» YOUR OBJECTIVE:
Reproduce the entries word for word, and omit any picture you find in them.

** start of INFORMATION SUPPLIED **

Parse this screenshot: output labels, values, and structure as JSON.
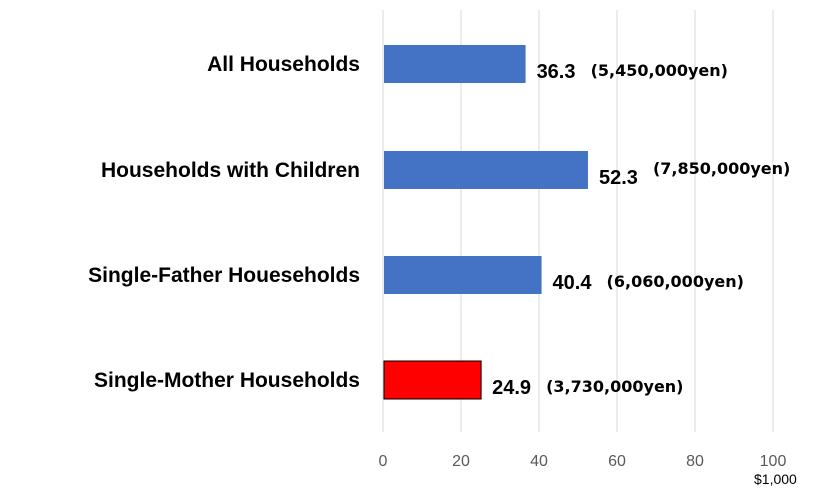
{
  "chart_data": {
    "type": "bar",
    "orientation": "horizontal",
    "categories": [
      "All Households",
      "Households with Children",
      "Single-Father Houeseholds",
      "Single-Mother Households"
    ],
    "values": [
      36.3,
      52.3,
      40.4,
      24.9
    ],
    "value_labels": [
      "36.3",
      "52.3",
      "40.4",
      "24.9"
    ],
    "annotations": [
      "(5,450,000yen)",
      "(7,850,000yen)",
      "(6,060,000yen)",
      "(3,730,000yen)"
    ],
    "bar_colors": [
      "#4472c4",
      "#4472c4",
      "#4472c4",
      "#ff0000"
    ],
    "xlim": [
      0,
      100
    ],
    "xticks": [
      "0",
      "20",
      "40",
      "60",
      "80",
      "100"
    ],
    "x_unit": "$1,000",
    "grid": true,
    "legend": "none"
  }
}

** end of INFORMATION SUPPLIED **

» RESPONSE TO THIS EXERCISE:
Parse this screenshot: output labels, values, and structure as JSON.
{
  "chart_data": {
    "type": "bar",
    "orientation": "horizontal",
    "categories": [
      "All Households",
      "Households with Children",
      "Single-Father Houeseholds",
      "Single-Mother Households"
    ],
    "values": [
      36.3,
      52.3,
      40.4,
      24.9
    ],
    "value_labels": [
      "36.3",
      "52.3",
      "40.4",
      "24.9"
    ],
    "annotations": [
      "(5,450,000yen)",
      "(7,850,000yen)",
      "(6,060,000yen)",
      "(3,730,000yen)"
    ],
    "bar_colors": [
      "#4472c4",
      "#4472c4",
      "#4472c4",
      "#ff0000"
    ],
    "xlim": [
      0,
      100
    ],
    "xticks": [
      "0",
      "20",
      "40",
      "60",
      "80",
      "100"
    ],
    "x_unit": "$1,000",
    "grid": true,
    "legend": "none"
  }
}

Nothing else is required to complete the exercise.